Exercise details
Track down each line that has the word "interfaces" and copy it.

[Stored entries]

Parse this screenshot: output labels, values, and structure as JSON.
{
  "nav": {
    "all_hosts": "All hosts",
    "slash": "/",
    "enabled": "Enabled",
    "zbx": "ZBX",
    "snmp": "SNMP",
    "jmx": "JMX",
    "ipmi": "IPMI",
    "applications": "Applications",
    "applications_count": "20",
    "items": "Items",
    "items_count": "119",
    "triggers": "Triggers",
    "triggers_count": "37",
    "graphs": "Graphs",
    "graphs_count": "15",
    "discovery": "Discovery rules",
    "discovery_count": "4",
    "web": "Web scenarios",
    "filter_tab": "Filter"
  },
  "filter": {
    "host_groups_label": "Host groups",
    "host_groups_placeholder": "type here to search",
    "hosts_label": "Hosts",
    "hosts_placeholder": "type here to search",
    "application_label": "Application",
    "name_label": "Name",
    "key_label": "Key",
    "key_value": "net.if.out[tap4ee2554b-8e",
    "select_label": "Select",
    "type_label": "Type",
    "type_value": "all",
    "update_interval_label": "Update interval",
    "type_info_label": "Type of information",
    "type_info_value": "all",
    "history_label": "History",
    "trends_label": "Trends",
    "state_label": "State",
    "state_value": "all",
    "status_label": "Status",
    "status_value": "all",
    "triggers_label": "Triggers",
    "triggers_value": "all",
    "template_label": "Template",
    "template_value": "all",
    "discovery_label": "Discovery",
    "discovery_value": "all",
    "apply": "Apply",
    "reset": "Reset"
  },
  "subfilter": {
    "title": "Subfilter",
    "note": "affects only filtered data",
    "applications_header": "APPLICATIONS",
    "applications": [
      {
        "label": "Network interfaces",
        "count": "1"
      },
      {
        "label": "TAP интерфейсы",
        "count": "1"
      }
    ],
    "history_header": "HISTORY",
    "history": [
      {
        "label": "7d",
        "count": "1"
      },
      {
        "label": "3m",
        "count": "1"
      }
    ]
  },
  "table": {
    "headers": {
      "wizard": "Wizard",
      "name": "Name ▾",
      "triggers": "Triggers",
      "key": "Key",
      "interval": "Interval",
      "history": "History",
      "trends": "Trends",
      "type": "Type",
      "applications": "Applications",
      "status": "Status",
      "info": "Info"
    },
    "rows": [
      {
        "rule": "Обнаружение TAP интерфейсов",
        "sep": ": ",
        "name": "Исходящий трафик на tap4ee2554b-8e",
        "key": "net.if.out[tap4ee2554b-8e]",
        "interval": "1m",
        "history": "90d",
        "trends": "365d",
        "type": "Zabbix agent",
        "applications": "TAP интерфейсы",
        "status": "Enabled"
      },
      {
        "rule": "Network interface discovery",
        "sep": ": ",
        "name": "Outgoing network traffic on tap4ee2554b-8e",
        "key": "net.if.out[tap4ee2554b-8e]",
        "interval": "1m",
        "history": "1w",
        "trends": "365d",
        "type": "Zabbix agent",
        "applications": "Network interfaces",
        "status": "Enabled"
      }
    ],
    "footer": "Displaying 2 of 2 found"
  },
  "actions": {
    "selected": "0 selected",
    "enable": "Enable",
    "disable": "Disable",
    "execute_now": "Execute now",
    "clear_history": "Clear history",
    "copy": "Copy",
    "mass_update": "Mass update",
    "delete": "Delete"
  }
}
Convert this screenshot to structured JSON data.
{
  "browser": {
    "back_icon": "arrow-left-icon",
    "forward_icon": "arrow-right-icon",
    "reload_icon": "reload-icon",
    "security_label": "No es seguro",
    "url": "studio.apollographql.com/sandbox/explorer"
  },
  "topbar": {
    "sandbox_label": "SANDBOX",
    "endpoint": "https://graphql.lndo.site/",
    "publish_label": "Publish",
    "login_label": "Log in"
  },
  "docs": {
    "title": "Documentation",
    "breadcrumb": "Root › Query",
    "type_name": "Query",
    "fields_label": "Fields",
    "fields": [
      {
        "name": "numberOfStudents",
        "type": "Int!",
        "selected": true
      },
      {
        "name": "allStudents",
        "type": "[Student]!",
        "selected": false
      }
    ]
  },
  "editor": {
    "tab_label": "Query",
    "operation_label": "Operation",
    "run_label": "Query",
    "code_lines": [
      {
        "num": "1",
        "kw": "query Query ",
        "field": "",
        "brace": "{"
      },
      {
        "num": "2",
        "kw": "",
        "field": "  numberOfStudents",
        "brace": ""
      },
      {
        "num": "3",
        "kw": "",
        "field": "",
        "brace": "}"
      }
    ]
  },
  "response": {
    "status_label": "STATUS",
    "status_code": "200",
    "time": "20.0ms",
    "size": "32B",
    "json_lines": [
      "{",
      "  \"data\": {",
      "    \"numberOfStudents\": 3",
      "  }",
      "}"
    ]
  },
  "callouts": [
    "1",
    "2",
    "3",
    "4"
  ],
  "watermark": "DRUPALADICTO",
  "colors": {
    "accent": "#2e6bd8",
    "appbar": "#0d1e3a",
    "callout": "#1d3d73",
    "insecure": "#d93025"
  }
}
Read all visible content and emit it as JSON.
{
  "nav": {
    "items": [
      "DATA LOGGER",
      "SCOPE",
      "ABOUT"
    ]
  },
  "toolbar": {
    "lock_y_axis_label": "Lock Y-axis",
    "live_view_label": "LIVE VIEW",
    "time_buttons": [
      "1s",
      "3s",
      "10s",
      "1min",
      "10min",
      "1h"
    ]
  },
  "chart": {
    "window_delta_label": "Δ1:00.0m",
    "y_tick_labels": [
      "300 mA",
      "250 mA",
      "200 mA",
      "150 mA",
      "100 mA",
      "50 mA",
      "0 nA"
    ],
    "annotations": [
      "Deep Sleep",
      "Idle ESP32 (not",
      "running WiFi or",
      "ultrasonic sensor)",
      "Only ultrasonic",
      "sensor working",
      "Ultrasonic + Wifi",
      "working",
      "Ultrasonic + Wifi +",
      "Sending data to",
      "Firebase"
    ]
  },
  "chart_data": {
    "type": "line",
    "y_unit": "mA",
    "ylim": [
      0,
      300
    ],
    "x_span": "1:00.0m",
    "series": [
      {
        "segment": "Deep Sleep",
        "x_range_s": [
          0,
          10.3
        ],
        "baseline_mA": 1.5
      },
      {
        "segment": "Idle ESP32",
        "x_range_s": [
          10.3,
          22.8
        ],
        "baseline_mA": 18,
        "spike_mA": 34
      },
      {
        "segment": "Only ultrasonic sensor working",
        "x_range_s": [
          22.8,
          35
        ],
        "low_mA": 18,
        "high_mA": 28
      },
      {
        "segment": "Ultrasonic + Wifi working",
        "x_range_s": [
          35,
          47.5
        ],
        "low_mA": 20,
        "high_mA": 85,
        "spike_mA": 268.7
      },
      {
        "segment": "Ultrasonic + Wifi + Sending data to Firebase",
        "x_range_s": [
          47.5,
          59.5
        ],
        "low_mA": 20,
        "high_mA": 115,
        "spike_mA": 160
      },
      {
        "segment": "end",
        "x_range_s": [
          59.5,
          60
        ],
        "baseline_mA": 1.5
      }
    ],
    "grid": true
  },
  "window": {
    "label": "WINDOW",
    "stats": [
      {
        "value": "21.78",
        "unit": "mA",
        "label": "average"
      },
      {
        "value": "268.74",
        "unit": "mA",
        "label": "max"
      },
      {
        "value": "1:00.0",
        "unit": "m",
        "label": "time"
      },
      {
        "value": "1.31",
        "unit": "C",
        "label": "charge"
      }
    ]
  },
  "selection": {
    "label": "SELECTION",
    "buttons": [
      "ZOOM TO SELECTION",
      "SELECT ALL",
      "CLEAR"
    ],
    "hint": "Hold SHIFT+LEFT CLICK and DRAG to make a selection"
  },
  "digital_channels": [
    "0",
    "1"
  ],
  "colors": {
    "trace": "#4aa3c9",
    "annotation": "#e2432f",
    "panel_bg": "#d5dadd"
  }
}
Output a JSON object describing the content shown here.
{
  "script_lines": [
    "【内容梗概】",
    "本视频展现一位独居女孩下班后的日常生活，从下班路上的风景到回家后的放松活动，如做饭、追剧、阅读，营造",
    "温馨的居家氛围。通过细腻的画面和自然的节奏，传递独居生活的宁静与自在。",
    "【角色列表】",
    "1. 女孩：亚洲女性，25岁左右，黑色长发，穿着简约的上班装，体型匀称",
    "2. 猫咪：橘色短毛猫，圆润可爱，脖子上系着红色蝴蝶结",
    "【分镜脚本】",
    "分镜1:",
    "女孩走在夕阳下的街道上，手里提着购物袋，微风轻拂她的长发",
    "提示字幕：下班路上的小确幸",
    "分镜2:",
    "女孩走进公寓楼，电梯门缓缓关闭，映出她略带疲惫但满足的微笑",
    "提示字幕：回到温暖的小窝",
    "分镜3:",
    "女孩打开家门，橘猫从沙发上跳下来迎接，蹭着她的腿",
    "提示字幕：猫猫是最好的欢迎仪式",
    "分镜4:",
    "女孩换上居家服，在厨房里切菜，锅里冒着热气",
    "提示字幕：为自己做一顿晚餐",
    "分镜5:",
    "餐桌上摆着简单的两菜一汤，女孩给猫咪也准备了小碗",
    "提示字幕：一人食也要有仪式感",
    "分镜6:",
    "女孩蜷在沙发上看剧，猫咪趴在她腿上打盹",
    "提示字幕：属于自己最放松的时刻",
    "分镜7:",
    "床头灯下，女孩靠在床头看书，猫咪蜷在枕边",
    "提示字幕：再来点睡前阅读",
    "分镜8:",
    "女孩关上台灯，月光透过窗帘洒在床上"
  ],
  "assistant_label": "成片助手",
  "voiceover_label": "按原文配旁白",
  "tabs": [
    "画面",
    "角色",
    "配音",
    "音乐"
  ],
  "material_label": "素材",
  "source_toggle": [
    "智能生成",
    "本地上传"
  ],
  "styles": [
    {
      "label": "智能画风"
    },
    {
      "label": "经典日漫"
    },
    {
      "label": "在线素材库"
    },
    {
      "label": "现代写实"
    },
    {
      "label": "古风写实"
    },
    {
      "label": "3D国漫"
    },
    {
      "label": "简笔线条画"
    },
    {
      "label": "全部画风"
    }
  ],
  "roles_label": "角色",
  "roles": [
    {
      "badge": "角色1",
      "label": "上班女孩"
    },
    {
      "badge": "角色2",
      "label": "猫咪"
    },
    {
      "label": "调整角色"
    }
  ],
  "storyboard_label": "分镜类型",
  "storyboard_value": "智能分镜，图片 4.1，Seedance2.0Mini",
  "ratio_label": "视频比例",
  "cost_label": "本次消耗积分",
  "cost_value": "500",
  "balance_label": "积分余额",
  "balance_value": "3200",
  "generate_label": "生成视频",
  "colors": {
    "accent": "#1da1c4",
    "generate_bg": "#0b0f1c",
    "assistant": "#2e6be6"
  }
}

Output of the task
        "label": "Network interfaces",
        "applications": "Network interfaces",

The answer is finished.